>>>>>

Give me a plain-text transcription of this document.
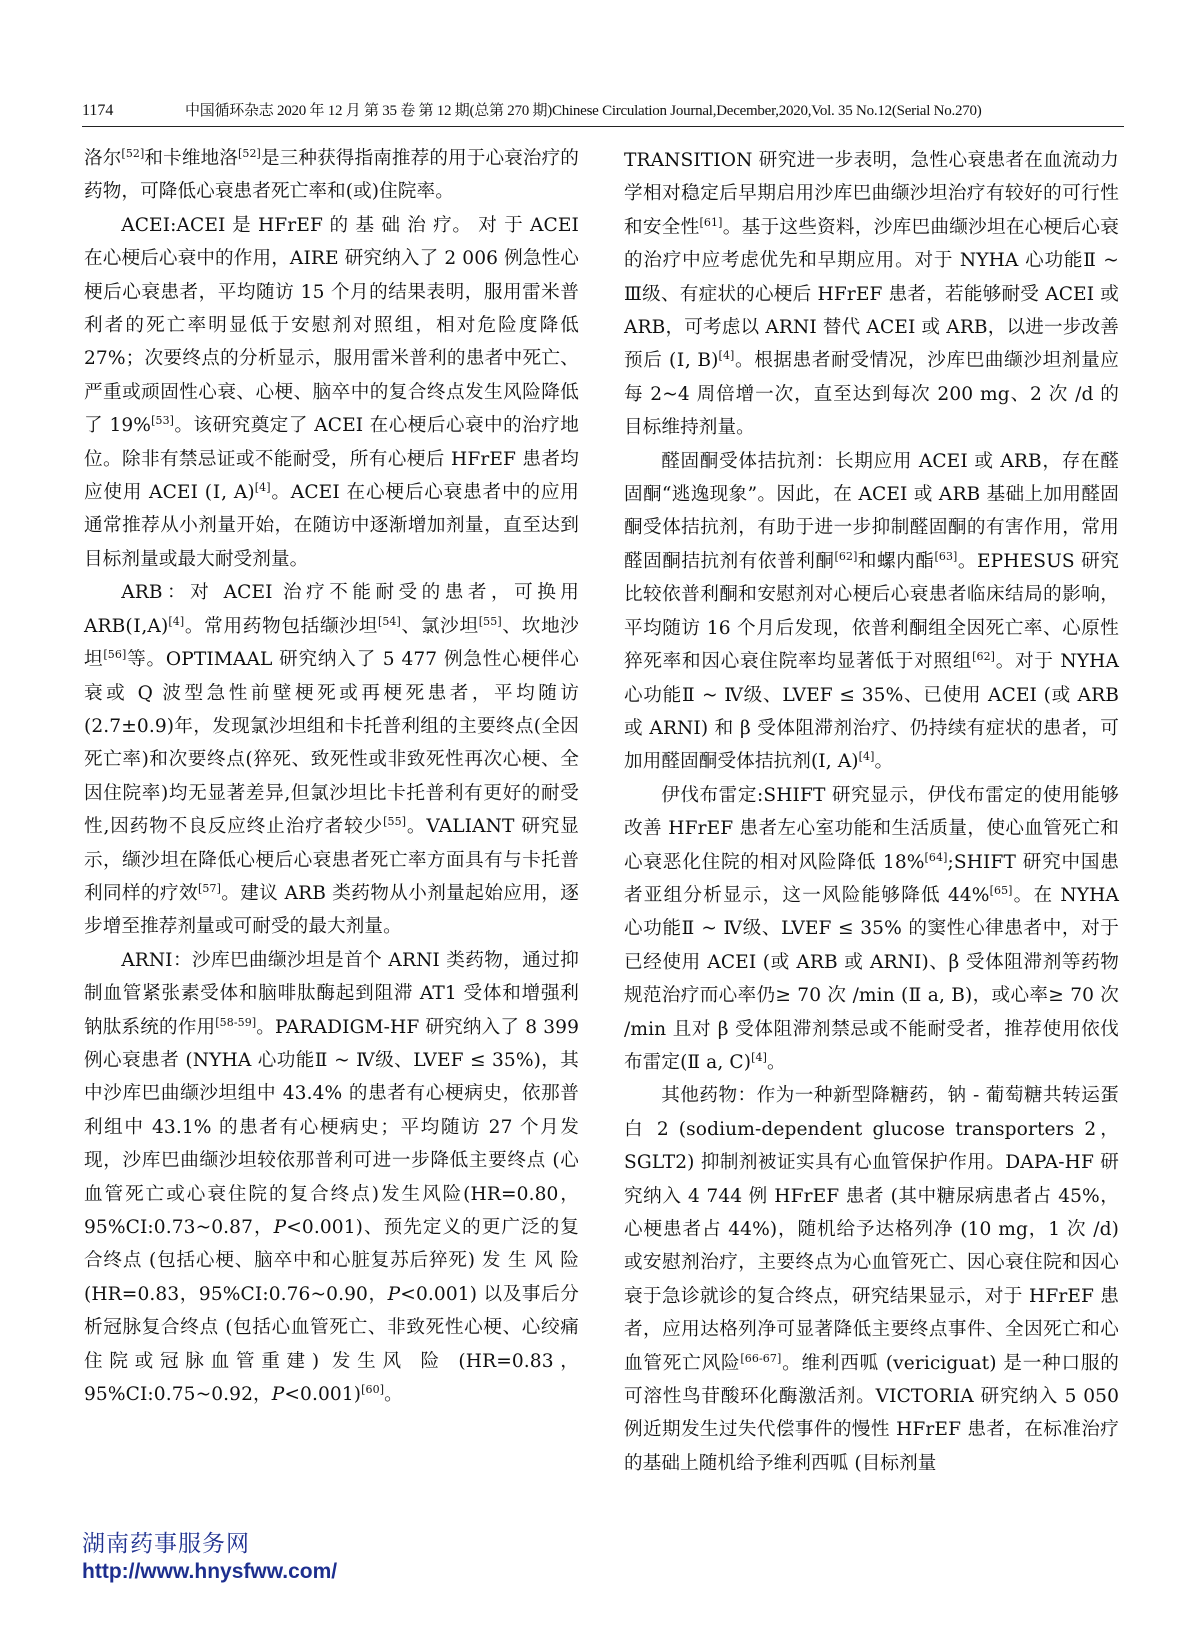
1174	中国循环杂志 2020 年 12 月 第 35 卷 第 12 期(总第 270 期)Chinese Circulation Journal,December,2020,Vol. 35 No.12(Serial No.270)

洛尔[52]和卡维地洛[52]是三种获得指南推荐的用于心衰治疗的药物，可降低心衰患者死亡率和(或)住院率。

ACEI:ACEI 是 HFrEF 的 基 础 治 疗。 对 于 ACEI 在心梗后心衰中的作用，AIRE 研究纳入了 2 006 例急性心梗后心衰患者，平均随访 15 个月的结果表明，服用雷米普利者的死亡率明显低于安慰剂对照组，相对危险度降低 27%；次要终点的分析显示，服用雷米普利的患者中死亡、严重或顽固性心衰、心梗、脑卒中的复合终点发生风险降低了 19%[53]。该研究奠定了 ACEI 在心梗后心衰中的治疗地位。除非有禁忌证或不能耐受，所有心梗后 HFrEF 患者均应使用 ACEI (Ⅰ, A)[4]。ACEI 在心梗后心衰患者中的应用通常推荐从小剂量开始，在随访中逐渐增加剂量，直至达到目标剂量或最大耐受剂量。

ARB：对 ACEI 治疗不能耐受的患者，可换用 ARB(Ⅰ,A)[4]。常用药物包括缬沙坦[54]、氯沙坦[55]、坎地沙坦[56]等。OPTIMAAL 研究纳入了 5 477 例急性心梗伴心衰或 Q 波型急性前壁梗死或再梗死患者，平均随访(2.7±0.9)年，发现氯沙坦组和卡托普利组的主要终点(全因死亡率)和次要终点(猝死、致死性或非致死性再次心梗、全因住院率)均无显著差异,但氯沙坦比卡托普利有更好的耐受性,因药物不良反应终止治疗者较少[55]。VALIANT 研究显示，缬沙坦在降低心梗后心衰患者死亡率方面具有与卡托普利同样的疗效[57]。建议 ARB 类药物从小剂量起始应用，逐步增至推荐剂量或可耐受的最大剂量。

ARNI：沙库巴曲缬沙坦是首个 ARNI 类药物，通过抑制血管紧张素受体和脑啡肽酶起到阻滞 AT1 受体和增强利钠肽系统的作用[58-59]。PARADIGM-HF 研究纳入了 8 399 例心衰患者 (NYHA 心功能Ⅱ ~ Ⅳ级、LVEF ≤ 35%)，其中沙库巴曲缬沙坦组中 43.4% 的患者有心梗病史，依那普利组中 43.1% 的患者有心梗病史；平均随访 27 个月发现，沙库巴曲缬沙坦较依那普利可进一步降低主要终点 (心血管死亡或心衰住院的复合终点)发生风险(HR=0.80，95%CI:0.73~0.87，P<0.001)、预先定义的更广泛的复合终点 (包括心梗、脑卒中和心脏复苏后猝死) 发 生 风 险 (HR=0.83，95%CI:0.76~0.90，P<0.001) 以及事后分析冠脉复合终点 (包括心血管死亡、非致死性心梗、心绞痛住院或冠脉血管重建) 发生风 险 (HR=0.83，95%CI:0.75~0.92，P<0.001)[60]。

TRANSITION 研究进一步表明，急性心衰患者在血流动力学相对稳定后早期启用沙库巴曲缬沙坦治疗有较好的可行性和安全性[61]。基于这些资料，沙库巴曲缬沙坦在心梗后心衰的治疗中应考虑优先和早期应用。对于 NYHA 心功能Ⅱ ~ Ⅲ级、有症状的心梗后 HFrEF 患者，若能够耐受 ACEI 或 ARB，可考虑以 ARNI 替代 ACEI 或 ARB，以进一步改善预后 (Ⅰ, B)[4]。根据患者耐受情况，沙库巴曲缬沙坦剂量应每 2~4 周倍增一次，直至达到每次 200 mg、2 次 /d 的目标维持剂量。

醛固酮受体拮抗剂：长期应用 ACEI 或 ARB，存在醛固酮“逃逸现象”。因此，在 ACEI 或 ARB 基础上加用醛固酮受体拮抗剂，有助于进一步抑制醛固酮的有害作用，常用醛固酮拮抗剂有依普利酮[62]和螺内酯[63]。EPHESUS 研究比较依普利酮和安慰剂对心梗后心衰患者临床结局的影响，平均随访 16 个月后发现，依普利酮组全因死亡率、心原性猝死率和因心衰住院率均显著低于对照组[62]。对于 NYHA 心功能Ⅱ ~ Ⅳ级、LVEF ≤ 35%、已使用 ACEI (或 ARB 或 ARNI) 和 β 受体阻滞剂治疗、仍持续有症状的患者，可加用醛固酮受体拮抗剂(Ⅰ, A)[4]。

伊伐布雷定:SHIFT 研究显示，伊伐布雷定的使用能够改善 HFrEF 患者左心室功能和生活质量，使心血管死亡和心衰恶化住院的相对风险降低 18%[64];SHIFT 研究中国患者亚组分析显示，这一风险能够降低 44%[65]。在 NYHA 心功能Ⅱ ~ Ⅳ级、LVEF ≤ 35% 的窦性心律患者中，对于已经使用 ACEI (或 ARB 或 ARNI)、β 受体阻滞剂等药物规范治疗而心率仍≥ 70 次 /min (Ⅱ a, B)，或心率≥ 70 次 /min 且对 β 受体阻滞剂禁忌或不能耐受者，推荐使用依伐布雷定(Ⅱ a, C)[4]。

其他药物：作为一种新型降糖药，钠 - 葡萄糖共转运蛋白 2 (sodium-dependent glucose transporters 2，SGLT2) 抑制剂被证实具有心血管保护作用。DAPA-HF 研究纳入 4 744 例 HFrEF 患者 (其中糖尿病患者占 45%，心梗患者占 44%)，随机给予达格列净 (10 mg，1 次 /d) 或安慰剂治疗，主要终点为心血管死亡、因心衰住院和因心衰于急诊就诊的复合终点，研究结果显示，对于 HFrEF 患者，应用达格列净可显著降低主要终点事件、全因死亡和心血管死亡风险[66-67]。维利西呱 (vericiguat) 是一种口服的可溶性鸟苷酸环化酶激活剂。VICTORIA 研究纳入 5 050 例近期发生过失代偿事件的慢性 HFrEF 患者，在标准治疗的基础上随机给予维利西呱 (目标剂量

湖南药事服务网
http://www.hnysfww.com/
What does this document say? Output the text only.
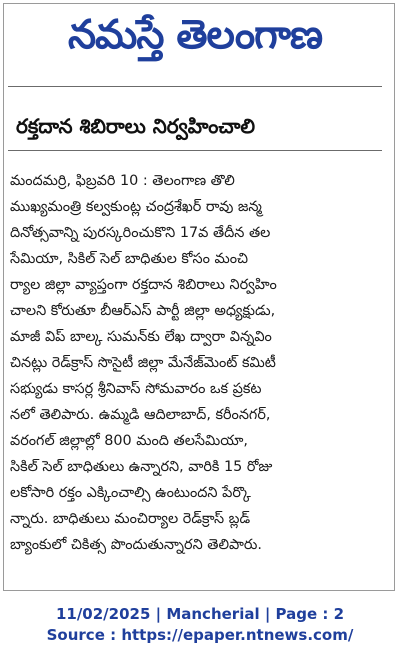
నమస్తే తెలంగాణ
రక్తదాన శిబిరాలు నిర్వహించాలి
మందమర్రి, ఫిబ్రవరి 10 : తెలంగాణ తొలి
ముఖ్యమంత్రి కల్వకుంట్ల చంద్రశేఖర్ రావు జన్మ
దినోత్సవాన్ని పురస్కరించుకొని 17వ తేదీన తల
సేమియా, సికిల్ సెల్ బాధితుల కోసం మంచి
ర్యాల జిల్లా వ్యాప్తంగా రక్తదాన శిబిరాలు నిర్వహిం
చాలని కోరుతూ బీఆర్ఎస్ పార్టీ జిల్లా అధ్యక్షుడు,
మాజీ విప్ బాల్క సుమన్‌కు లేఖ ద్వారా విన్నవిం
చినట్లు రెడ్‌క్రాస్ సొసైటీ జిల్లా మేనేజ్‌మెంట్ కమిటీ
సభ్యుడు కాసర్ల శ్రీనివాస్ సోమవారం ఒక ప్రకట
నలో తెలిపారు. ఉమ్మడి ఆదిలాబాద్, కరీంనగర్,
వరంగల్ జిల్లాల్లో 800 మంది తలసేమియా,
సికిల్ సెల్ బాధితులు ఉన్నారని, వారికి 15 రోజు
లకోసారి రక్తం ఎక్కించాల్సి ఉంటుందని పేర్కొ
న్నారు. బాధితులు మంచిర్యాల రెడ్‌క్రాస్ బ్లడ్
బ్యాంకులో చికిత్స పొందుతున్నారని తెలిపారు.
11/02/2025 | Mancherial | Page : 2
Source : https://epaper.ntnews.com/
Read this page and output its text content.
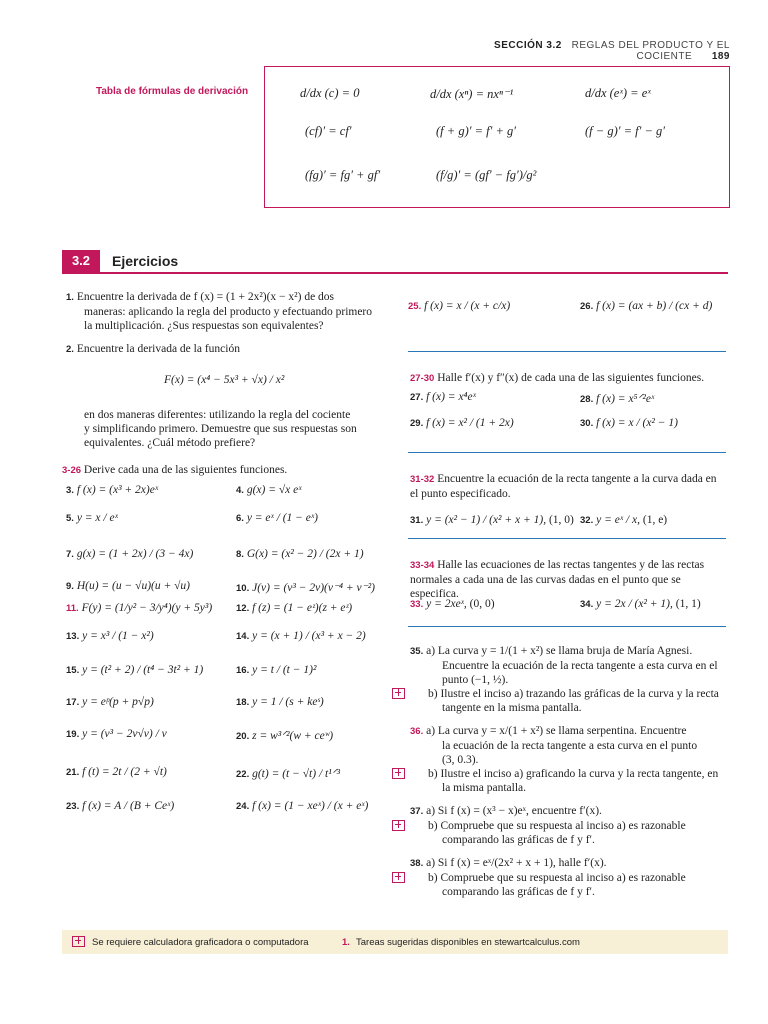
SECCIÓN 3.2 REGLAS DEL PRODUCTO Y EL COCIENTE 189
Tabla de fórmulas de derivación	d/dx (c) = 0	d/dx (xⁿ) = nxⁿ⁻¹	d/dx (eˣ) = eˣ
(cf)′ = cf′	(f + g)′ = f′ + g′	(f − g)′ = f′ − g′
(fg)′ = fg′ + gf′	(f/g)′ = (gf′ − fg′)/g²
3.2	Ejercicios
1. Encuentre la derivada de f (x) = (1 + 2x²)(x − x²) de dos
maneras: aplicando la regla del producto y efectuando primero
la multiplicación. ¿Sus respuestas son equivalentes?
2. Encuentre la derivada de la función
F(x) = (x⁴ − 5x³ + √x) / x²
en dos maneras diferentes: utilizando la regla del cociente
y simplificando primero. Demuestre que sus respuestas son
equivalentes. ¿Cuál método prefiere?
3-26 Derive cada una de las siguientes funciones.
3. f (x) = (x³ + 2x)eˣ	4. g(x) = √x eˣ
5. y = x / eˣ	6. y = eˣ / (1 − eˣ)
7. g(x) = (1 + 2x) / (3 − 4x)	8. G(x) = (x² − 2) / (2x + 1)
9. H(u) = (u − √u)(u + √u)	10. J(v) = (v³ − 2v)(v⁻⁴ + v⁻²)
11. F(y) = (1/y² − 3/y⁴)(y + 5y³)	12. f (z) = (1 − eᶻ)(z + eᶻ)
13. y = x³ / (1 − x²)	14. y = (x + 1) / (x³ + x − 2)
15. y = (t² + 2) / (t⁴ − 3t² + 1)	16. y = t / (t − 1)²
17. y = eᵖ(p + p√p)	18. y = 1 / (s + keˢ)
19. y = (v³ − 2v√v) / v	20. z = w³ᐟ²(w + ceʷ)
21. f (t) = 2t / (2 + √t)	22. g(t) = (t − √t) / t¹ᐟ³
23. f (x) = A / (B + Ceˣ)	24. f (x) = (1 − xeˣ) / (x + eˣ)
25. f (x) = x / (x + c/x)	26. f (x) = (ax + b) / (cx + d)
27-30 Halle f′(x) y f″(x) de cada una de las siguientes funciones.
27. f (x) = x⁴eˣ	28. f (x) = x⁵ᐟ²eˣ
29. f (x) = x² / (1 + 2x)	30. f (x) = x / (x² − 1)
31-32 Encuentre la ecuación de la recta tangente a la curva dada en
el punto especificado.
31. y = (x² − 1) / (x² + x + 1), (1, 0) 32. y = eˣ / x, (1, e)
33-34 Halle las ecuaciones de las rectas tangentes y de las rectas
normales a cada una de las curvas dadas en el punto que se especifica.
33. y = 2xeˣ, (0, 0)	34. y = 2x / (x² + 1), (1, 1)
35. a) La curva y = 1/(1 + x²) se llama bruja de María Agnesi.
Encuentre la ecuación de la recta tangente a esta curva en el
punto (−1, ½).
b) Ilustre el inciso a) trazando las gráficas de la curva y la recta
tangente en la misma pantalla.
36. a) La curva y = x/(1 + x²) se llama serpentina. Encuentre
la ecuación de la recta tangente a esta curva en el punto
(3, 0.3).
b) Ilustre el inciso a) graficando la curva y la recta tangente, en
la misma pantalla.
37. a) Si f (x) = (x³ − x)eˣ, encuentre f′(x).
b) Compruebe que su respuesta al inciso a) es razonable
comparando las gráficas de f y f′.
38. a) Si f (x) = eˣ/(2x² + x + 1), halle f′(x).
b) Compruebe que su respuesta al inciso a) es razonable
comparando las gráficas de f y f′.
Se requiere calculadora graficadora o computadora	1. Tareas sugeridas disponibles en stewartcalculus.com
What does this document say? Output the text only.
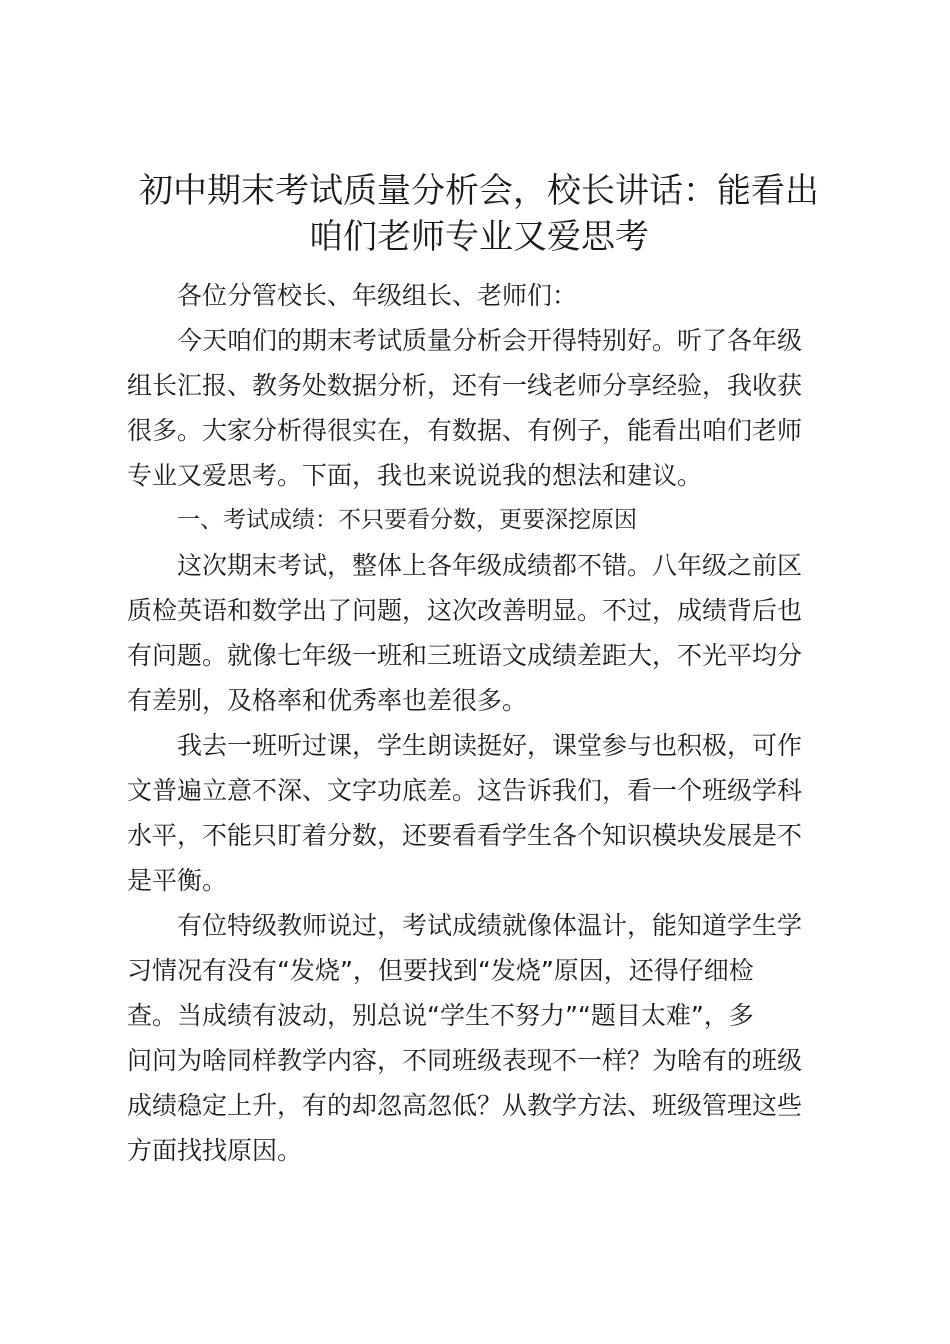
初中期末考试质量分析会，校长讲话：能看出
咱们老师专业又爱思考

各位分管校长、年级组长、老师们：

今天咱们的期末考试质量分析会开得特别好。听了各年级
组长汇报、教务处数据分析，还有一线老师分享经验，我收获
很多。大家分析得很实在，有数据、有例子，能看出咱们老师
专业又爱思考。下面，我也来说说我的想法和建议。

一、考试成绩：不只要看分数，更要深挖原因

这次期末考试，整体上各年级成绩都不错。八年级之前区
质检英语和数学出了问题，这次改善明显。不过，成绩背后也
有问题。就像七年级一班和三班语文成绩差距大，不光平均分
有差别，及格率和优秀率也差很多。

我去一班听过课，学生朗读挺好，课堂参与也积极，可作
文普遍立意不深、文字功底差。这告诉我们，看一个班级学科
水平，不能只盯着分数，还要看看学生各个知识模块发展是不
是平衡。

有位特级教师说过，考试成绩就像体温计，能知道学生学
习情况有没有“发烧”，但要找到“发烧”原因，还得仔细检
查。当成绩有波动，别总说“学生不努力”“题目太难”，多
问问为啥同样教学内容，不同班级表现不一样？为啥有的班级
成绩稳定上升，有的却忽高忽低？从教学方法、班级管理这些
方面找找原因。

<<<<<

▸ **EXERCISE GOAL**
Among the lines above, determine how many hold the word "text"; report the figure alone.

▸ **ANSWER FOR THIS EXERCISE**
4